**TASK DESCRIPTION:**
Of all the lines in these entries, how many contain the string "text"? Give only that count.

**MATERIAL FOR THIS TASK:**
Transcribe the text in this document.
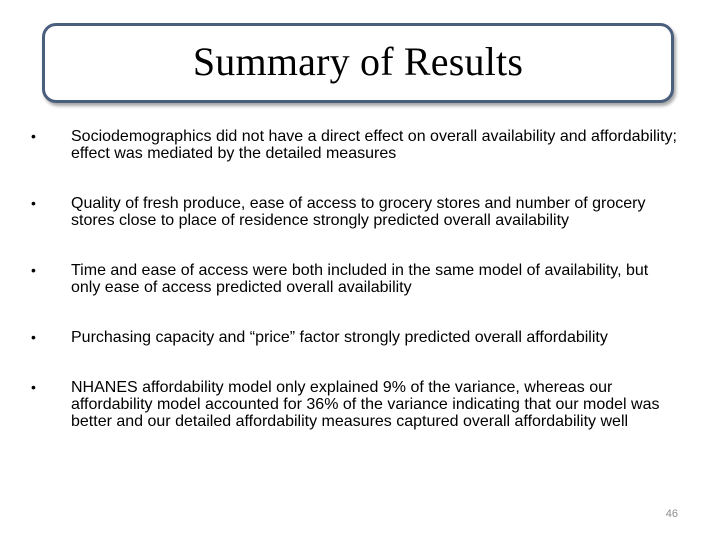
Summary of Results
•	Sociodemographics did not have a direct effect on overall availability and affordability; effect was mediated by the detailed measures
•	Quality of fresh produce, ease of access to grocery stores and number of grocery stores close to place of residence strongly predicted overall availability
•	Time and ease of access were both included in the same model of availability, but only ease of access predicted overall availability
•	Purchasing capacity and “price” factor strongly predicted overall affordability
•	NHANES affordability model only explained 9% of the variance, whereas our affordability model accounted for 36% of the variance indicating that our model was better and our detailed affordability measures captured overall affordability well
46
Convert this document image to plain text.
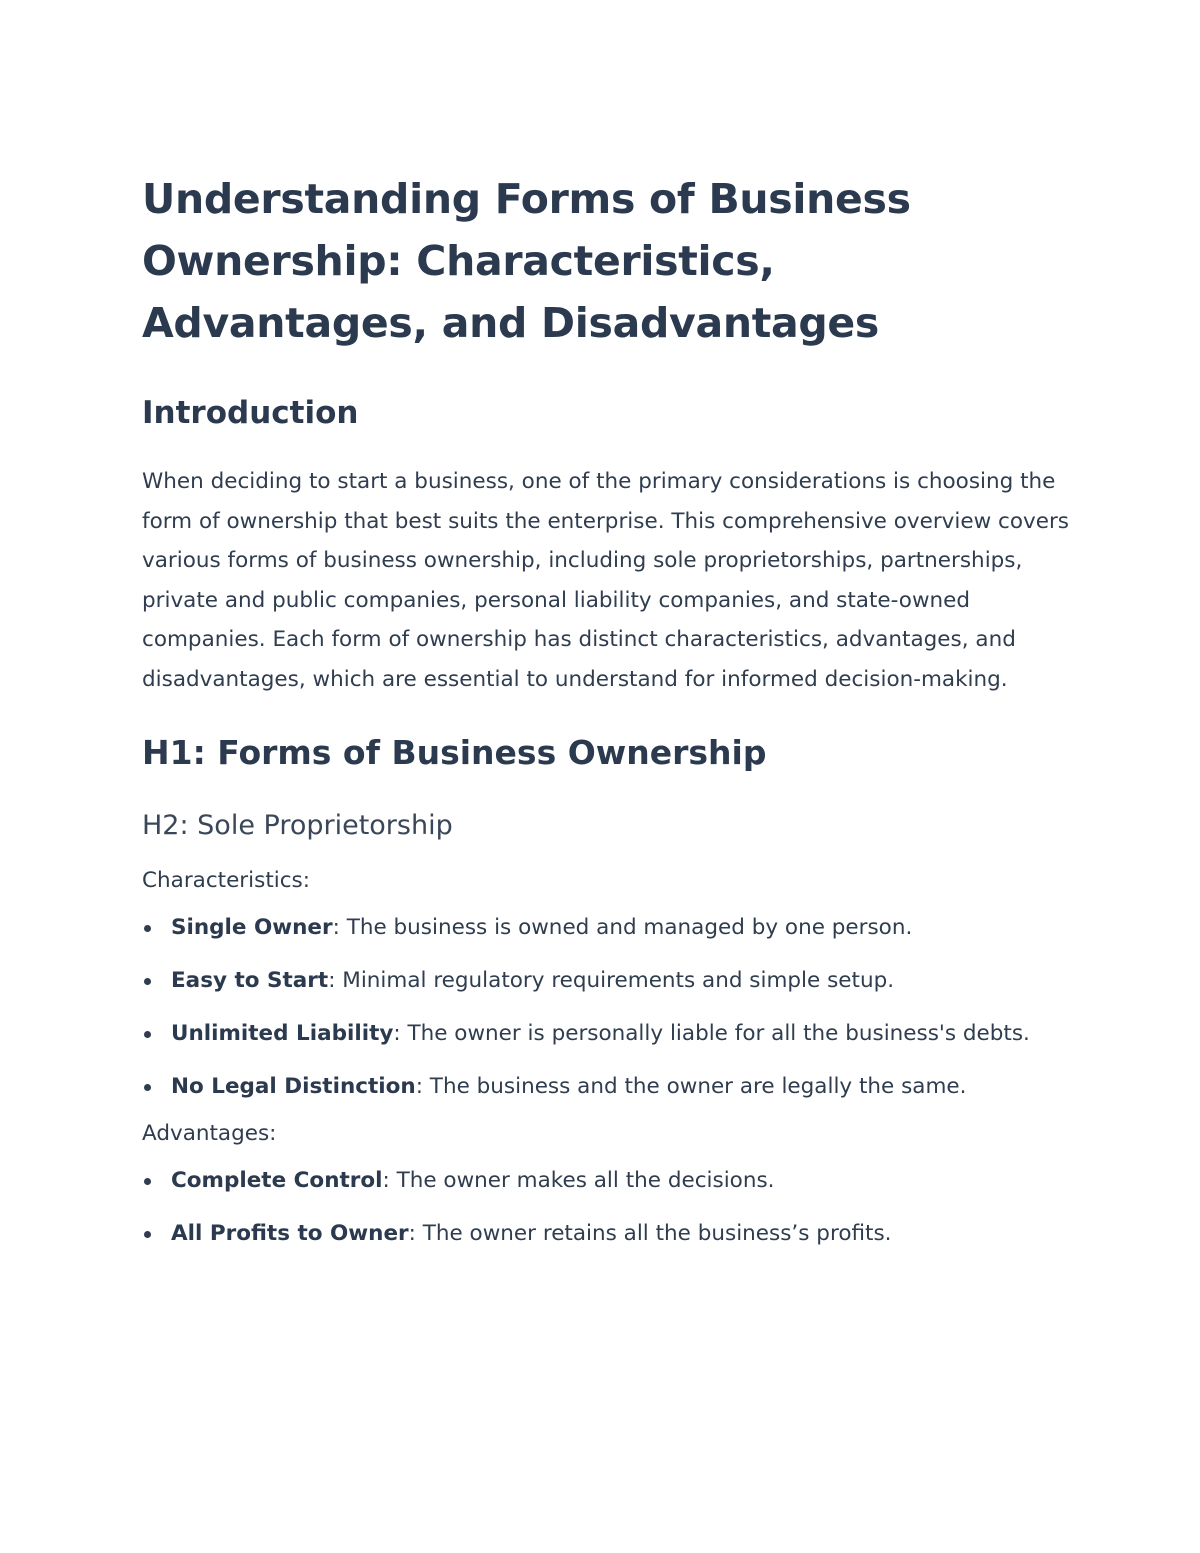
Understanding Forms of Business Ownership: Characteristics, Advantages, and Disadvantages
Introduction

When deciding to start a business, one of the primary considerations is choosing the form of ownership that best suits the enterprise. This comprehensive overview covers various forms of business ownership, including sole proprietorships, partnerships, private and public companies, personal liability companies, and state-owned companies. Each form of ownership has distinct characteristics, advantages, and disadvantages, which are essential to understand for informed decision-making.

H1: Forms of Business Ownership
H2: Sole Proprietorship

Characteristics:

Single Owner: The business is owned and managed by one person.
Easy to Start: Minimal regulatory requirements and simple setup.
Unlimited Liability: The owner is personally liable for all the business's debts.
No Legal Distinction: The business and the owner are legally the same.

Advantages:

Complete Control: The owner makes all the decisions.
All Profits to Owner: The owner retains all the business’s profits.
* * *
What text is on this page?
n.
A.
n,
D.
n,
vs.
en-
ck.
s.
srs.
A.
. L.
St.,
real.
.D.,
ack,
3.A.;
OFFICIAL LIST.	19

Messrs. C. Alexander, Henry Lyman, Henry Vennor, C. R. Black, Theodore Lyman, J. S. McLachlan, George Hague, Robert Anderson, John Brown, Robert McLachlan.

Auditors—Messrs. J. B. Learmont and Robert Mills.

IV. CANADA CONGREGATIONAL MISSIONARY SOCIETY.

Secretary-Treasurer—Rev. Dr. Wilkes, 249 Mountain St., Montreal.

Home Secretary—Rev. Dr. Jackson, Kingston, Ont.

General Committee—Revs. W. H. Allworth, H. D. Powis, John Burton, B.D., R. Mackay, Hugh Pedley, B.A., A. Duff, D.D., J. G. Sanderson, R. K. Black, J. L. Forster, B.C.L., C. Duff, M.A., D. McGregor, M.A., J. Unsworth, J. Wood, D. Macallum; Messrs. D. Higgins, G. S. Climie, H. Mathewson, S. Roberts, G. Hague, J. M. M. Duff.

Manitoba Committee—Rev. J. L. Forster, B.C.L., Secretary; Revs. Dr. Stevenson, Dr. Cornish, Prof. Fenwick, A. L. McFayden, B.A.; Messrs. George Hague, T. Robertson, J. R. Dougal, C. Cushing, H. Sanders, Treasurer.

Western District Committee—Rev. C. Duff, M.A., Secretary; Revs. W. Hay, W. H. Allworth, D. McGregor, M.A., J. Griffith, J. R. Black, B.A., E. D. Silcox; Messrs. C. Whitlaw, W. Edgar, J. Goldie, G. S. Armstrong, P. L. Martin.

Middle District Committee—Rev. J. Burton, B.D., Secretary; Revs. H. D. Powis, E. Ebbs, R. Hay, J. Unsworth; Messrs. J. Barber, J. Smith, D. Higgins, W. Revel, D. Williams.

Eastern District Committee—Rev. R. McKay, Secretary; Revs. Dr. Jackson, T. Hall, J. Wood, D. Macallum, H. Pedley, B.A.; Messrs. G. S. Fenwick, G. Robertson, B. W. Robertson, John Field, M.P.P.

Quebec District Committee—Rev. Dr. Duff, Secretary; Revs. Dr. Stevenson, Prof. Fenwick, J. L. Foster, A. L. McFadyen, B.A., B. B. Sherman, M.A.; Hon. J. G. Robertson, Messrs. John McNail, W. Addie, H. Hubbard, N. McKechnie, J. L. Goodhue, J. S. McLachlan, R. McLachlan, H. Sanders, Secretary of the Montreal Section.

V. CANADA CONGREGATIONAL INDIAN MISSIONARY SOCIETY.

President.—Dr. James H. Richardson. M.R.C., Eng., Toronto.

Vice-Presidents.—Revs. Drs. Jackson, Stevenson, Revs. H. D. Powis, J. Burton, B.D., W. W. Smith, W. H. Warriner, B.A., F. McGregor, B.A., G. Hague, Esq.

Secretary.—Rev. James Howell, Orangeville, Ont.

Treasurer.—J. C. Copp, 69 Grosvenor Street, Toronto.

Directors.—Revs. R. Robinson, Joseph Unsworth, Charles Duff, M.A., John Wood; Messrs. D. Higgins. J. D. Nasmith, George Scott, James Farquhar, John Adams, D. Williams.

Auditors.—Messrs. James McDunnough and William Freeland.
==
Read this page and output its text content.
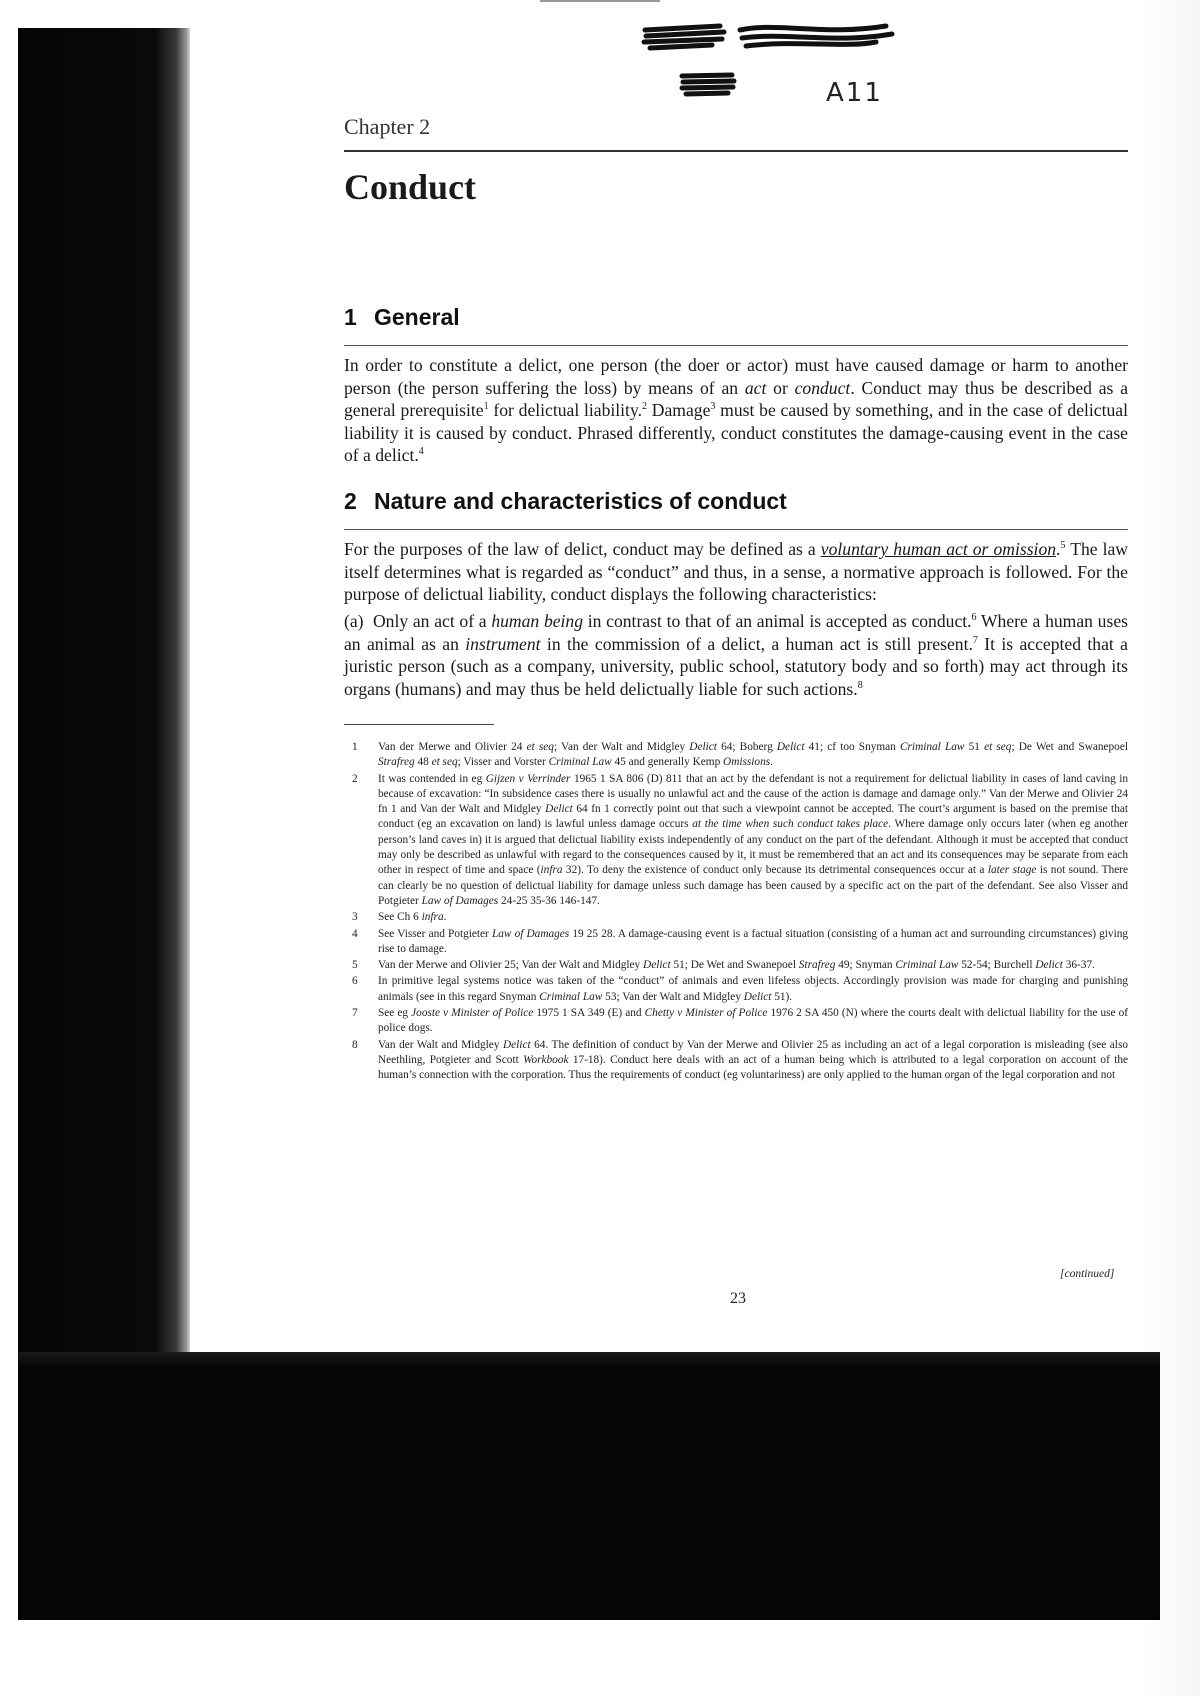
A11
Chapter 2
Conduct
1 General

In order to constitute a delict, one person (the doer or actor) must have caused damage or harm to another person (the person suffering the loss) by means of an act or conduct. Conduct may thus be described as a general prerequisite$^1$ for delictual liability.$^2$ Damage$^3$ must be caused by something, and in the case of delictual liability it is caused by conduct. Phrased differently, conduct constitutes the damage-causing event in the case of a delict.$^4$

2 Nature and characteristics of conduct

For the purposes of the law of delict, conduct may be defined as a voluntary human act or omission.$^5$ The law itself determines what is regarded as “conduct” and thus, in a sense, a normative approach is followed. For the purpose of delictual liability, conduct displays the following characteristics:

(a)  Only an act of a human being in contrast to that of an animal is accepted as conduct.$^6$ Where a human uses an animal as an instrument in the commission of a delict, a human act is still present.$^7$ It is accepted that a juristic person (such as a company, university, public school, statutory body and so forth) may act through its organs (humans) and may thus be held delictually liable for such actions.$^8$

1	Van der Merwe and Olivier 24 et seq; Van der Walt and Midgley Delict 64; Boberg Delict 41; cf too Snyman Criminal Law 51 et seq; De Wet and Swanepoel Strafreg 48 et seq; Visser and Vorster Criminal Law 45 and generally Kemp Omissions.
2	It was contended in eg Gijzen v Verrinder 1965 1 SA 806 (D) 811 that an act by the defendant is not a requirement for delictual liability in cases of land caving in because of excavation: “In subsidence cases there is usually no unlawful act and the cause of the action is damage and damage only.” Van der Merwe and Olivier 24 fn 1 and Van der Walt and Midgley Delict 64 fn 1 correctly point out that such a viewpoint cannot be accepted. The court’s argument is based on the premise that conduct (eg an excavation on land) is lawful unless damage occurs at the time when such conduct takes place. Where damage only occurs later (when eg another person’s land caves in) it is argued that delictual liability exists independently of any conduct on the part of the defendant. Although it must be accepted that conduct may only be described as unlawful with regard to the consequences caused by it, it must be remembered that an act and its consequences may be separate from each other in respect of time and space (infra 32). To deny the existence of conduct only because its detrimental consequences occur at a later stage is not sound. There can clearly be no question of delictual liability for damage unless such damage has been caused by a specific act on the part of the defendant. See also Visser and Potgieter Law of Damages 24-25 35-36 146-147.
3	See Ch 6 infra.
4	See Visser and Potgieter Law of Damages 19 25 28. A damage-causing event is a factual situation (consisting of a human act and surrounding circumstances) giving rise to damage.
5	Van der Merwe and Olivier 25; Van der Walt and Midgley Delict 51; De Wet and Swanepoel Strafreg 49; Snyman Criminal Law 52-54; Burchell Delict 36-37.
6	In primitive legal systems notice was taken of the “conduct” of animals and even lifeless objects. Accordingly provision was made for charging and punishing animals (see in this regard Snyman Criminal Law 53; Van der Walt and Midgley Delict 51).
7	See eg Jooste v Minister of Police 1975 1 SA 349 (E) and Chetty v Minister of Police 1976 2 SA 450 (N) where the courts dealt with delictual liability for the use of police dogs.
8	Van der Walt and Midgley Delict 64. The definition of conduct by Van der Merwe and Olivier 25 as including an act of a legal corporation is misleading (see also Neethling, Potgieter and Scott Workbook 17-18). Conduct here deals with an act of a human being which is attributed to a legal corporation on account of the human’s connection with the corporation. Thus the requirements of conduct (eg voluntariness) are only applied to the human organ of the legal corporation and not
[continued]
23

**RESPONSE:**
4